Repeat what the lines below say, word for word, and skip every image.

* * *

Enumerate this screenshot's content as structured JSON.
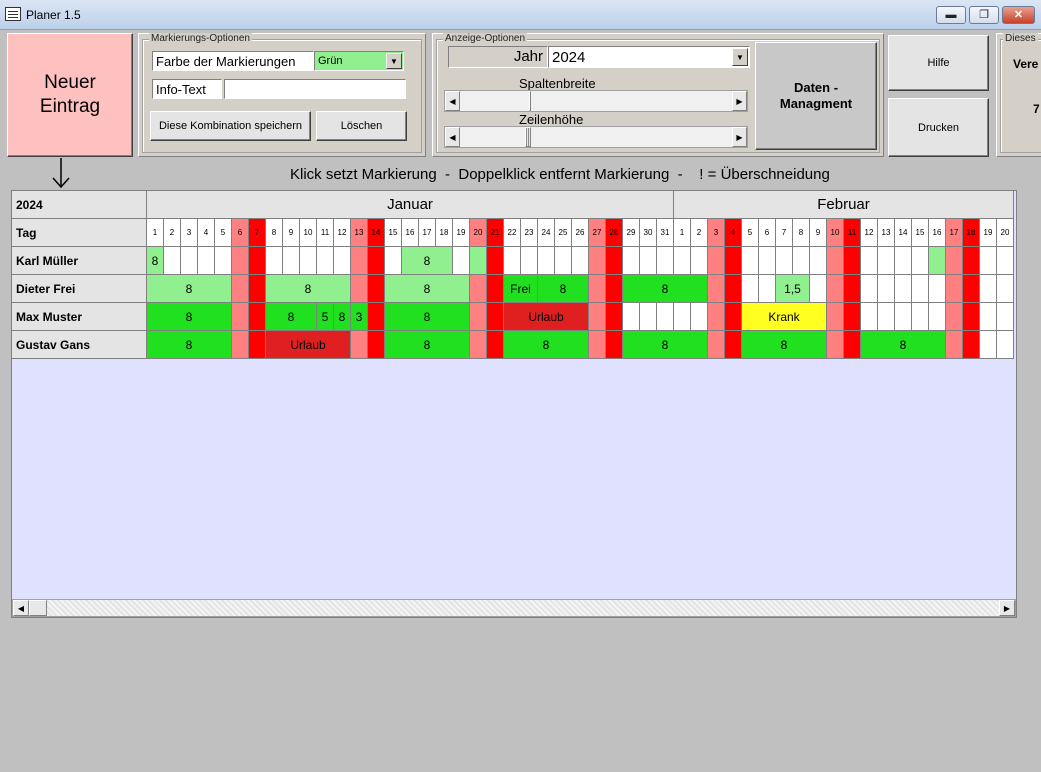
{
  "window": {
    "title": "Planer 1.5",
    "minimize": "▬",
    "maximize": "❐",
    "close": "✕"
  },
  "toolbar": {
    "new_entry_line1": "Neuer",
    "new_entry_line2": "Eintrag",
    "marking_group": "Markierungs-Optionen",
    "color_label": "Farbe der Markierungen",
    "color_value": "Grün",
    "info_label": "Info-Text",
    "info_value": "",
    "save_combo": "Diese Kombination speichern",
    "delete": "Löschen",
    "display_group": "Anzeige-Optionen",
    "year_label": "Jahr",
    "year_value": "2024",
    "col_width_label": "Spaltenbreite",
    "row_height_label": "Zeilenhöhe",
    "data_mgmt_line1": "Daten -",
    "data_mgmt_line2": "Managment",
    "help": "Hilfe",
    "print": "Drucken",
    "cut_group": "Dieses",
    "cut_text1": "Vere",
    "cut_text2": "7"
  },
  "hint": "Klick setzt Markierung  -  Doppelklick entfernt Markierung  -    ! = Überschneidung",
  "calendar": {
    "year": "2024",
    "day_label": "Tag",
    "months": [
      {
        "name": "Januar",
        "days": 31
      },
      {
        "name": "Februar",
        "days": 20
      }
    ],
    "day_numbers": [
      "1",
      "2",
      "3",
      "4",
      "5",
      "6",
      "7",
      "8",
      "9",
      "10",
      "11",
      "12",
      "13",
      "14",
      "15",
      "16",
      "17",
      "18",
      "19",
      "20",
      "21",
      "22",
      "23",
      "24",
      "25",
      "26",
      "27",
      "28",
      "29",
      "30",
      "31",
      "1",
      "2",
      "3",
      "4",
      "5",
      "6",
      "7",
      "8",
      "9",
      "10",
      "11",
      "12",
      "13",
      "14",
      "15",
      "16",
      "17",
      "18",
      "19",
      "20"
    ],
    "weekend_pink": [
      6,
      13,
      20,
      27,
      34,
      41,
      48
    ],
    "weekend_red": [
      7,
      14,
      21,
      28,
      35,
      42,
      49
    ],
    "people": [
      {
        "name": "Karl Müller",
        "entries": [
          {
            "start": 1,
            "span": 1,
            "label": "8",
            "color": "#90f090"
          },
          {
            "start": 16,
            "span": 3,
            "label": "8",
            "color": "#90f090"
          },
          {
            "start": 20,
            "span": 1,
            "label": "",
            "color": "#90f090"
          },
          {
            "start": 47,
            "span": 1,
            "label": "",
            "color": "#90f090"
          }
        ]
      },
      {
        "name": "Dieter Frei",
        "entries": [
          {
            "start": 1,
            "span": 5,
            "label": "8",
            "color": "#90f090"
          },
          {
            "start": 8,
            "span": 5,
            "label": "8",
            "color": "#90f090"
          },
          {
            "start": 15,
            "span": 5,
            "label": "8",
            "color": "#90f090"
          },
          {
            "start": 22,
            "span": 2,
            "label": "Frei",
            "color": "#20e020"
          },
          {
            "start": 24,
            "span": 3,
            "label": "8",
            "color": "#20e020"
          },
          {
            "start": 29,
            "span": 5,
            "label": "8",
            "color": "#20e020"
          },
          {
            "start": 38,
            "span": 2,
            "label": "1,5",
            "color": "#90f090"
          }
        ]
      },
      {
        "name": "Max Muster",
        "entries": [
          {
            "start": 1,
            "span": 5,
            "label": "8",
            "color": "#20e020"
          },
          {
            "start": 8,
            "span": 3,
            "label": "8",
            "color": "#20e020"
          },
          {
            "start": 11,
            "span": 1,
            "label": "5",
            "color": "#20e020"
          },
          {
            "start": 12,
            "span": 1,
            "label": "8",
            "color": "#20e020"
          },
          {
            "start": 13,
            "span": 1,
            "label": "3",
            "color": "#20e020"
          },
          {
            "start": 15,
            "span": 5,
            "label": "8",
            "color": "#20e020"
          },
          {
            "start": 22,
            "span": 5,
            "label": "Urlaub",
            "color": "#e02020"
          },
          {
            "start": 36,
            "span": 5,
            "label": "Krank",
            "color": "#ffff20"
          }
        ]
      },
      {
        "name": "Gustav Gans",
        "entries": [
          {
            "start": 1,
            "span": 5,
            "label": "8",
            "color": "#20e020"
          },
          {
            "start": 8,
            "span": 5,
            "label": "Urlaub",
            "color": "#e02020"
          },
          {
            "start": 15,
            "span": 5,
            "label": "8",
            "color": "#20e020"
          },
          {
            "start": 22,
            "span": 5,
            "label": "8",
            "color": "#20e020"
          },
          {
            "start": 29,
            "span": 5,
            "label": "8",
            "color": "#20e020"
          },
          {
            "start": 36,
            "span": 5,
            "label": "8",
            "color": "#20e020"
          },
          {
            "start": 43,
            "span": 5,
            "label": "8",
            "color": "#20e020"
          }
        ]
      }
    ]
  },
  "colors": {
    "new_entry_bg": "#ffc0c0",
    "weekend_pink": "#ff8080",
    "weekend_red": "#ff0000",
    "grid_empty": "#e0e0ff",
    "color_combo_bg": "#90f090"
  }
}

* * *

## [Task response]
Enumerate this screenshot's content as structured JSON.
{
  "window": {
    "title": "Planer 1.5",
    "minimize": "▬",
    "maximize": "❐",
    "close": "✕"
  },
  "toolbar": {
    "new_entry_line1": "Neuer",
    "new_entry_line2": "Eintrag",
    "marking_group": "Markierungs-Optionen",
    "color_label": "Farbe der Markierungen",
    "color_value": "Grün",
    "info_label": "Info-Text",
    "info_value": "",
    "save_combo": "Diese Kombination speichern",
    "delete": "Löschen",
    "display_group": "Anzeige-Optionen",
    "year_label": "Jahr",
    "year_value": "2024",
    "col_width_label": "Spaltenbreite",
    "row_height_label": "Zeilenhöhe",
    "data_mgmt_line1": "Daten -",
    "data_mgmt_line2": "Managment",
    "help": "Hilfe",
    "print": "Drucken",
    "cut_group": "Dieses",
    "cut_text1": "Vere",
    "cut_text2": "7"
  },
  "hint": "Klick setzt Markierung  -  Doppelklick entfernt Markierung  -    ! = Überschneidung",
  "calendar": {
    "year": "2024",
    "day_label": "Tag",
    "months": [
      {
        "name": "Januar",
        "days": 31
      },
      {
        "name": "Februar",
        "days": 20
      }
    ],
    "day_numbers": [
      "1",
      "2",
      "3",
      "4",
      "5",
      "6",
      "7",
      "8",
      "9",
      "10",
      "11",
      "12",
      "13",
      "14",
      "15",
      "16",
      "17",
      "18",
      "19",
      "20",
      "21",
      "22",
      "23",
      "24",
      "25",
      "26",
      "27",
      "28",
      "29",
      "30",
      "31",
      "1",
      "2",
      "3",
      "4",
      "5",
      "6",
      "7",
      "8",
      "9",
      "10",
      "11",
      "12",
      "13",
      "14",
      "15",
      "16",
      "17",
      "18",
      "19",
      "20"
    ],
    "weekend_pink": [
      6,
      13,
      20,
      27,
      34,
      41,
      48
    ],
    "weekend_red": [
      7,
      14,
      21,
      28,
      35,
      42,
      49
    ],
    "people": [
      {
        "name": "Karl Müller",
        "entries": [
          {
            "start": 1,
            "span": 1,
            "label": "8",
            "color": "#90f090"
          },
          {
            "start": 16,
            "span": 3,
            "label": "8",
            "color": "#90f090"
          },
          {
            "start": 20,
            "span": 1,
            "label": "",
            "color": "#90f090"
          },
          {
            "start": 47,
            "span": 1,
            "label": "",
            "color": "#90f090"
          }
        ]
      },
      {
        "name": "Dieter Frei",
        "entries": [
          {
            "start": 1,
            "span": 5,
            "label": "8",
            "color": "#90f090"
          },
          {
            "start": 8,
            "span": 5,
            "label": "8",
            "color": "#90f090"
          },
          {
            "start": 15,
            "span": 5,
            "label": "8",
            "color": "#90f090"
          },
          {
            "start": 22,
            "span": 2,
            "label": "Frei",
            "color": "#20e020"
          },
          {
            "start": 24,
            "span": 3,
            "label": "8",
            "color": "#20e020"
          },
          {
            "start": 29,
            "span": 5,
            "label": "8",
            "color": "#20e020"
          },
          {
            "start": 38,
            "span": 2,
            "label": "1,5",
            "color": "#90f090"
          }
        ]
      },
      {
        "name": "Max Muster",
        "entries": [
          {
            "start": 1,
            "span": 5,
            "label": "8",
            "color": "#20e020"
          },
          {
            "start": 8,
            "span": 3,
            "label": "8",
            "color": "#20e020"
          },
          {
            "start": 11,
            "span": 1,
            "label": "5",
            "color": "#20e020"
          },
          {
            "start": 12,
            "span": 1,
            "label": "8",
            "color": "#20e020"
          },
          {
            "start": 13,
            "span": 1,
            "label": "3",
            "color": "#20e020"
          },
          {
            "start": 15,
            "span": 5,
            "label": "8",
            "color": "#20e020"
          },
          {
            "start": 22,
            "span": 5,
            "label": "Urlaub",
            "color": "#e02020"
          },
          {
            "start": 36,
            "span": 5,
            "label": "Krank",
            "color": "#ffff20"
          }
        ]
      },
      {
        "name": "Gustav Gans",
        "entries": [
          {
            "start": 1,
            "span": 5,
            "label": "8",
            "color": "#20e020"
          },
          {
            "start": 8,
            "span": 5,
            "label": "Urlaub",
            "color": "#e02020"
          },
          {
            "start": 15,
            "span": 5,
            "label": "8",
            "color": "#20e020"
          },
          {
            "start": 22,
            "span": 5,
            "label": "8",
            "color": "#20e020"
          },
          {
            "start": 29,
            "span": 5,
            "label": "8",
            "color": "#20e020"
          },
          {
            "start": 36,
            "span": 5,
            "label": "8",
            "color": "#20e020"
          },
          {
            "start": 43,
            "span": 5,
            "label": "8",
            "color": "#20e020"
          }
        ]
      }
    ]
  },
  "colors": {
    "new_entry_bg": "#ffc0c0",
    "weekend_pink": "#ff8080",
    "weekend_red": "#ff0000",
    "grid_empty": "#e0e0ff",
    "color_combo_bg": "#90f090"
  }
}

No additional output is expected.